INSTRUCTIONS FOR THE TASK:
Extract every entry word for word.

INPUT DATA:
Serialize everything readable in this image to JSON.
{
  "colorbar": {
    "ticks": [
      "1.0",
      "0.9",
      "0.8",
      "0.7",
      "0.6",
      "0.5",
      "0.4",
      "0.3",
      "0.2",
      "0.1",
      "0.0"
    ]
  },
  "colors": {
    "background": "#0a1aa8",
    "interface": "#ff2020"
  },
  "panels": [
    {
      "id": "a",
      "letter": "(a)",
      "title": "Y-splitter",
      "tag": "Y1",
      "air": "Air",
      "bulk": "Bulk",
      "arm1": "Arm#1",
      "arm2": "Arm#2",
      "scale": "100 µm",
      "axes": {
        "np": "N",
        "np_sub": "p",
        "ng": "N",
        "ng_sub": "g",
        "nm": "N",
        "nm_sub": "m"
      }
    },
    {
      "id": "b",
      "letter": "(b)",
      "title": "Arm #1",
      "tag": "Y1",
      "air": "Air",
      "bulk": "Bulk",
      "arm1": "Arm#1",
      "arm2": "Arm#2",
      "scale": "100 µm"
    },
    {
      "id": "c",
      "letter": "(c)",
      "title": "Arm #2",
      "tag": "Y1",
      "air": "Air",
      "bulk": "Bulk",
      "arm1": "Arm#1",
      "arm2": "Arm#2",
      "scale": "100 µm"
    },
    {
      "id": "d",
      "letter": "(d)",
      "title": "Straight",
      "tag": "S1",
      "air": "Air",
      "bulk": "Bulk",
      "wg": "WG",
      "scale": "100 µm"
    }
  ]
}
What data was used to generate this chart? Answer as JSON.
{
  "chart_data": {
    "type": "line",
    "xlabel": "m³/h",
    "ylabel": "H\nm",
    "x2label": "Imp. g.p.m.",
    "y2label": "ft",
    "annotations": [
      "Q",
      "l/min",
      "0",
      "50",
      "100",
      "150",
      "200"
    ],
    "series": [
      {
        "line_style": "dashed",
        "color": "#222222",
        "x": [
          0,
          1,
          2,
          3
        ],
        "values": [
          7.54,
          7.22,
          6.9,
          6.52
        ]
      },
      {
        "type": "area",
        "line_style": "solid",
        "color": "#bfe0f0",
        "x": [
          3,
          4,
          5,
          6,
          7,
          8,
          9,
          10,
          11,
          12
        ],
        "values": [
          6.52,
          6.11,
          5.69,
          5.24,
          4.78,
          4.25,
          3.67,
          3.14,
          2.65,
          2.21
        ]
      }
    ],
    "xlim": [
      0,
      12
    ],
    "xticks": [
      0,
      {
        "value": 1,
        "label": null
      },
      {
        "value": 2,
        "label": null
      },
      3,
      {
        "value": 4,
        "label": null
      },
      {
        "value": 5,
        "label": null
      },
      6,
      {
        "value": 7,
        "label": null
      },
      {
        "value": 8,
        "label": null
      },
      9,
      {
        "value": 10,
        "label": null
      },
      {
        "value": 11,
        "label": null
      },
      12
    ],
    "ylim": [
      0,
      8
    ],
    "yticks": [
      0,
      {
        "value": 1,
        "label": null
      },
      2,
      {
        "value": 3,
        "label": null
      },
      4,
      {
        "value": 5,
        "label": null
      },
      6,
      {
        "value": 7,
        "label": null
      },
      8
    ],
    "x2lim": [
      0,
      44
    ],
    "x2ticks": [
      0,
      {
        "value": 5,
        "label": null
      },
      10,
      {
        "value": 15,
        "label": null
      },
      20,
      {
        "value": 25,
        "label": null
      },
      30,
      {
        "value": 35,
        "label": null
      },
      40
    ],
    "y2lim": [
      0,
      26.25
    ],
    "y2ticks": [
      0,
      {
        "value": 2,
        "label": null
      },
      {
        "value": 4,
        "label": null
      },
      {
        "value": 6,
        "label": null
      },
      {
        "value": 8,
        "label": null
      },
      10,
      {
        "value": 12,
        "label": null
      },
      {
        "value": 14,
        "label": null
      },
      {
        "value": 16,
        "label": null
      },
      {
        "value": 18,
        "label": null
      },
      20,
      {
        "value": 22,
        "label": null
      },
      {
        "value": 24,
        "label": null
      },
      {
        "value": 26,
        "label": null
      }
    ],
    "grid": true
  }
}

EXERCISE RESPONSE:
Serialize everything readable in this image to JSON.
{
  "colorbar": {
    "ticks": [
      "1.0",
      "0.9",
      "0.8",
      "0.7",
      "0.6",
      "0.5",
      "0.4",
      "0.3",
      "0.2",
      "0.1",
      "0.0"
    ]
  },
  "colors": {
    "background": "#0a1aa8",
    "interface": "#ff2020"
  },
  "panels": [
    {
      "id": "a",
      "letter": "(a)",
      "title": "Y-splitter",
      "tag": "Y1",
      "air": "Air",
      "bulk": "Bulk",
      "arm1": "Arm#1",
      "arm2": "Arm#2",
      "scale": "100 µm",
      "axes": {
        "np": "N",
        "np_sub": "p",
        "ng": "N",
        "ng_sub": "g",
        "nm": "N",
        "nm_sub": "m"
      }
    },
    {
      "id": "b",
      "letter": "(b)",
      "title": "Arm #1",
      "tag": "Y1",
      "air": "Air",
      "bulk": "Bulk",
      "arm1": "Arm#1",
      "arm2": "Arm#2",
      "scale": "100 µm"
    },
    {
      "id": "c",
      "letter": "(c)",
      "title": "Arm #2",
      "tag": "Y1",
      "air": "Air",
      "bulk": "Bulk",
      "arm1": "Arm#1",
      "arm2": "Arm#2",
      "scale": "100 µm"
    },
    {
      "id": "d",
      "letter": "(d)",
      "title": "Straight",
      "tag": "S1",
      "air": "Air",
      "bulk": "Bulk",
      "wg": "WG",
      "scale": "100 µm"
    }
  ]
}
What data was used to generate this chart? Answer as JSON.
{
  "chart_data": {
    "type": "line",
    "xlabel": "m³/h",
    "ylabel": "H\nm",
    "x2label": "Imp. g.p.m.",
    "y2label": "ft",
    "annotations": [
      "Q",
      "l/min",
      "0",
      "50",
      "100",
      "150",
      "200"
    ],
    "series": [
      {
        "line_style": "dashed",
        "color": "#222222",
        "x": [
          0,
          1,
          2,
          3
        ],
        "values": [
          7.54,
          7.22,
          6.9,
          6.52
        ]
      },
      {
        "type": "area",
        "line_style": "solid",
        "color": "#bfe0f0",
        "x": [
          3,
          4,
          5,
          6,
          7,
          8,
          9,
          10,
          11,
          12
        ],
        "values": [
          6.52,
          6.11,
          5.69,
          5.24,
          4.78,
          4.25,
          3.67,
          3.14,
          2.65,
          2.21
        ]
      }
    ],
    "xlim": [
      0,
      12
    ],
    "xticks": [
      0,
      {
        "value": 1,
        "label": null
      },
      {
        "value": 2,
        "label": null
      },
      3,
      {
        "value": 4,
        "label": null
      },
      {
        "value": 5,
        "label": null
      },
      6,
      {
        "value": 7,
        "label": null
      },
      {
        "value": 8,
        "label": null
      },
      9,
      {
        "value": 10,
        "label": null
      },
      {
        "value": 11,
        "label": null
      },
      12
    ],
    "ylim": [
      0,
      8
    ],
    "yticks": [
      0,
      {
        "value": 1,
        "label": null
      },
      2,
      {
        "value": 3,
        "label": null
      },
      4,
      {
        "value": 5,
        "label": null
      },
      6,
      {
        "value": 7,
        "label": null
      },
      8
    ],
    "x2lim": [
      0,
      44
    ],
    "x2ticks": [
      0,
      {
        "value": 5,
        "label": null
      },
      10,
      {
        "value": 15,
        "label": null
      },
      20,
      {
        "value": 25,
        "label": null
      },
      30,
      {
        "value": 35,
        "label": null
      },
      40
    ],
    "y2lim": [
      0,
      26.25
    ],
    "y2ticks": [
      0,
      {
        "value": 2,
        "label": null
      },
      {
        "value": 4,
        "label": null
      },
      {
        "value": 6,
        "label": null
      },
      {
        "value": 8,
        "label": null
      },
      10,
      {
        "value": 12,
        "label": null
      },
      {
        "value": 14,
        "label": null
      },
      {
        "value": 16,
        "label": null
      },
      {
        "value": 18,
        "label": null
      },
      20,
      {
        "value": 22,
        "label": null
      },
      {
        "value": 24,
        "label": null
      },
      {
        "value": 26,
        "label": null
      }
    ],
    "grid": true
  }
}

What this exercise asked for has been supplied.